Which lines hold the word "leggings"? Copy each of them.

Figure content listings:
========

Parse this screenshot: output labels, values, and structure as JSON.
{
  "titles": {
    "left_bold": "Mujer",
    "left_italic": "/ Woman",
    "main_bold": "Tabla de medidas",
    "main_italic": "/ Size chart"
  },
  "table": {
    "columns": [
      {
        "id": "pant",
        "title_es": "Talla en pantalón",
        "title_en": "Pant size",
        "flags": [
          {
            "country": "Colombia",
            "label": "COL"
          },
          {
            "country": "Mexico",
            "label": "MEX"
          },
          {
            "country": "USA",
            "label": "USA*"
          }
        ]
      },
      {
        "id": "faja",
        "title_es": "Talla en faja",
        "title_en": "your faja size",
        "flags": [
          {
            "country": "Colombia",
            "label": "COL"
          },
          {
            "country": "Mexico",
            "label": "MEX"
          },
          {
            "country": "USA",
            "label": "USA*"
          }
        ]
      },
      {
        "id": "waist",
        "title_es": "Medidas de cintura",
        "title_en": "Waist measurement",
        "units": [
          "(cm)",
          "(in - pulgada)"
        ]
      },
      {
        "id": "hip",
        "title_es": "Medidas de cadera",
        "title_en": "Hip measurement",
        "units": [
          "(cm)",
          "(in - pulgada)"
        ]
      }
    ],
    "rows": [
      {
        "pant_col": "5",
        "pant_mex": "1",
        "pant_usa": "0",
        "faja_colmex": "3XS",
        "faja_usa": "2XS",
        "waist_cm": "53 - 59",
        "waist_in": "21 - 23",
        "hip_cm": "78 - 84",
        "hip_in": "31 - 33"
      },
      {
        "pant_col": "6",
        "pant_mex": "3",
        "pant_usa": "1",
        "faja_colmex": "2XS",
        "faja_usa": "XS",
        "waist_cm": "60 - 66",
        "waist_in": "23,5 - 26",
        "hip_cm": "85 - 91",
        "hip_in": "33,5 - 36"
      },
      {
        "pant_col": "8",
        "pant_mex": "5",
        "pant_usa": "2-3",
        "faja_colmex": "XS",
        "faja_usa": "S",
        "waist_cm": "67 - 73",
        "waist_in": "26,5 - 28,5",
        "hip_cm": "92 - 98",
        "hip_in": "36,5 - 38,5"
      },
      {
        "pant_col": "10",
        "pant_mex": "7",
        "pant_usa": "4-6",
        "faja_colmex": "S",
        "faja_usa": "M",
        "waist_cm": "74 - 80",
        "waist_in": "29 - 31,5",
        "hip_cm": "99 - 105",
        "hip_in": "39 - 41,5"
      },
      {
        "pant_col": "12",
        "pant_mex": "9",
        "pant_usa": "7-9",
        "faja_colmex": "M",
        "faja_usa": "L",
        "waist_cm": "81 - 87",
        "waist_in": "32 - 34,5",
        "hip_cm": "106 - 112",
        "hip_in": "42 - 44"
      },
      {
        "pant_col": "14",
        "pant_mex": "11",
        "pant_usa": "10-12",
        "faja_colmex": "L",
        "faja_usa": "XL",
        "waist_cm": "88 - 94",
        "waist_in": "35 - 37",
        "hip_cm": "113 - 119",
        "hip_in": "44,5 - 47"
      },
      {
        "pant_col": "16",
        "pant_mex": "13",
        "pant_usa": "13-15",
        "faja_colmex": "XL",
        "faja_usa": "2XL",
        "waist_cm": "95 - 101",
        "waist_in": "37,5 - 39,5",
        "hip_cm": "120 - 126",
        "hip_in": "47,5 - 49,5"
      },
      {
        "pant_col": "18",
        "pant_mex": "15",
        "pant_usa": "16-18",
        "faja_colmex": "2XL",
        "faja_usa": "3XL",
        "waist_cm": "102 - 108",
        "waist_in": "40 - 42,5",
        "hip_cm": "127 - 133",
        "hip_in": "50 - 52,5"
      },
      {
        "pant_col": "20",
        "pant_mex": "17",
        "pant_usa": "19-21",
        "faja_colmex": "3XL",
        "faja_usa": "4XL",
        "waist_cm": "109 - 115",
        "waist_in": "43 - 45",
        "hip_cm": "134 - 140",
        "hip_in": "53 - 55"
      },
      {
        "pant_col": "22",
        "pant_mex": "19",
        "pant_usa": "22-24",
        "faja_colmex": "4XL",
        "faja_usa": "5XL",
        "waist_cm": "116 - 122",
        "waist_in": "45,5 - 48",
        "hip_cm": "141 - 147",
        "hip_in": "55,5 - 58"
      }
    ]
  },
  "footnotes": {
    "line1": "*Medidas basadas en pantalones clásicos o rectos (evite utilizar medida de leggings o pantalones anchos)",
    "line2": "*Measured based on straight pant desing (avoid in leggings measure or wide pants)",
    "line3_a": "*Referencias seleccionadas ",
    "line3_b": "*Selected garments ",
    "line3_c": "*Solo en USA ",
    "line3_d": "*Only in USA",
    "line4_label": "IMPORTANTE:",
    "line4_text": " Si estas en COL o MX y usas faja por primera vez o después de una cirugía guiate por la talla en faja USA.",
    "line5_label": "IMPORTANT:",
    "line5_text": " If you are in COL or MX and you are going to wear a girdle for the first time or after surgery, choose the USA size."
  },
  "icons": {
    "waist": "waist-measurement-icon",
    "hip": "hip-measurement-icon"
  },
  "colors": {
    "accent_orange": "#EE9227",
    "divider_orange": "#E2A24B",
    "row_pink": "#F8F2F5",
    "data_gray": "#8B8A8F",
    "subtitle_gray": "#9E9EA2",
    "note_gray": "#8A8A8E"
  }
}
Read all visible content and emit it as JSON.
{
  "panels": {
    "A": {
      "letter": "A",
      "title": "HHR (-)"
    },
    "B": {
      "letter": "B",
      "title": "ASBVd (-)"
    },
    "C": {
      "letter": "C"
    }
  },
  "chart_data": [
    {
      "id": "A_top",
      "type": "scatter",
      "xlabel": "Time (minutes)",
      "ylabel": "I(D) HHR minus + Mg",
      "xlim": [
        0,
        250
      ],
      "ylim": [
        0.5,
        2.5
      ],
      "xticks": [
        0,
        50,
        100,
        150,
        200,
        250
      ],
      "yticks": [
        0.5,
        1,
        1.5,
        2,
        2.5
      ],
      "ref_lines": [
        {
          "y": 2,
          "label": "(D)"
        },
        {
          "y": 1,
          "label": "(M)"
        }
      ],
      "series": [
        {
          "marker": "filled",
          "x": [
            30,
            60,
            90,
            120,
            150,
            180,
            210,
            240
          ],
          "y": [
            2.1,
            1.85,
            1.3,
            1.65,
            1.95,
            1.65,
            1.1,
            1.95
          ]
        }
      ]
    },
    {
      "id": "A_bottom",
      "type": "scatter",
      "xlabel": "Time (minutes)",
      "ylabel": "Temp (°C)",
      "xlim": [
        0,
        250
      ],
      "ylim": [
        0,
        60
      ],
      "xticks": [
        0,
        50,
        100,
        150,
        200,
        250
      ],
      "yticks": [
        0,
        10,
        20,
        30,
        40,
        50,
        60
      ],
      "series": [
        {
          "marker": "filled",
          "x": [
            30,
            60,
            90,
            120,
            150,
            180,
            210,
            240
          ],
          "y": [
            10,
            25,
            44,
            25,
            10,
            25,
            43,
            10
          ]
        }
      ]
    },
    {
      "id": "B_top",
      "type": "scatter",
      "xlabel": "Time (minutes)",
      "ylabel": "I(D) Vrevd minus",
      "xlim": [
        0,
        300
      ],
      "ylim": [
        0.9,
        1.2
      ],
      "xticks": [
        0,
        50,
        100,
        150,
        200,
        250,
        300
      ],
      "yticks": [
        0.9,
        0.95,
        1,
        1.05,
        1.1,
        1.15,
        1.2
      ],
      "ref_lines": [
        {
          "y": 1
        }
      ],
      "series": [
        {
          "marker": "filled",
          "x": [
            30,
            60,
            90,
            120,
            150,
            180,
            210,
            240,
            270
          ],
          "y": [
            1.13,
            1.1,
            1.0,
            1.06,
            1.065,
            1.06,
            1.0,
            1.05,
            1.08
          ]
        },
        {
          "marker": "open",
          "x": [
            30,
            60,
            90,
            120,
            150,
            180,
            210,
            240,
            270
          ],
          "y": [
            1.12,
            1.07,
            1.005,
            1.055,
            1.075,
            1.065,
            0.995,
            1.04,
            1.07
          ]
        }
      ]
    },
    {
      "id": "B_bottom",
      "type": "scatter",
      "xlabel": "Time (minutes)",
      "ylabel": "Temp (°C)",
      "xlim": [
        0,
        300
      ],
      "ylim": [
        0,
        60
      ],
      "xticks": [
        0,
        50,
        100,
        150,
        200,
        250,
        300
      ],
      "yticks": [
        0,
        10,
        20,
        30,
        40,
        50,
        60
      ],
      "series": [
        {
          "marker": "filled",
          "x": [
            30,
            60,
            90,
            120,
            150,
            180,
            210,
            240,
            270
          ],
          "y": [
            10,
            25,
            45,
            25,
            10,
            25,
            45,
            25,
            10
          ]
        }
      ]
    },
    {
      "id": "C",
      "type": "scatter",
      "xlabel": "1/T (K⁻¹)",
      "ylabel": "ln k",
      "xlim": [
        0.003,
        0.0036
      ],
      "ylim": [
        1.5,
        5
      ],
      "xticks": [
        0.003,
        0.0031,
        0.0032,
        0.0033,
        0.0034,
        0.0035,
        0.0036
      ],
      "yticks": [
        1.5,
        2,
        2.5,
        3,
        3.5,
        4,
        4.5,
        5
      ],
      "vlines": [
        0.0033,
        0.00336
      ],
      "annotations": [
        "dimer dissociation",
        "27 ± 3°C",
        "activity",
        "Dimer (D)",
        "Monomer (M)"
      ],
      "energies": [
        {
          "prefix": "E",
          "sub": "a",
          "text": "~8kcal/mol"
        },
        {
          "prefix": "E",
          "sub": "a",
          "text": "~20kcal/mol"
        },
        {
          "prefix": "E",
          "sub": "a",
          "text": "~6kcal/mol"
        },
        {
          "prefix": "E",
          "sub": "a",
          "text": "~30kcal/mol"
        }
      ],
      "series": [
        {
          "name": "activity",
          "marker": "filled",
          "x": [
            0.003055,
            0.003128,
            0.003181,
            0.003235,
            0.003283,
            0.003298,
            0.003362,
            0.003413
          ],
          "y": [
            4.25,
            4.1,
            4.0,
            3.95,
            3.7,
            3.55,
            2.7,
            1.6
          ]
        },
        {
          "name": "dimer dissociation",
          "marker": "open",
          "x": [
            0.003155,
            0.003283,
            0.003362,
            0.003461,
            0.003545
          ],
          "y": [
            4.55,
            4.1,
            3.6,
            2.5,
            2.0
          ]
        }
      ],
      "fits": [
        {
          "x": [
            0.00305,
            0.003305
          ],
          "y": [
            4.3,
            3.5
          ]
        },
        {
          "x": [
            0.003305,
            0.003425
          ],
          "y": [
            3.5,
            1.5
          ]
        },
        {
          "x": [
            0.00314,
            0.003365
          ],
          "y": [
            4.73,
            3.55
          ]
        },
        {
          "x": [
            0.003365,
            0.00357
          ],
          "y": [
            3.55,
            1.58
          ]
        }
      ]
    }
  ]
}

========

WRITTEN RESPONSE ▸
    "line1": "*Medidas basadas en pantalones clásicos o rectos (evite utilizar medida de leggings o pantalones anchos)",
    "line2": "*Measured based on straight pant desing (avoid in leggings measure or wide pants)",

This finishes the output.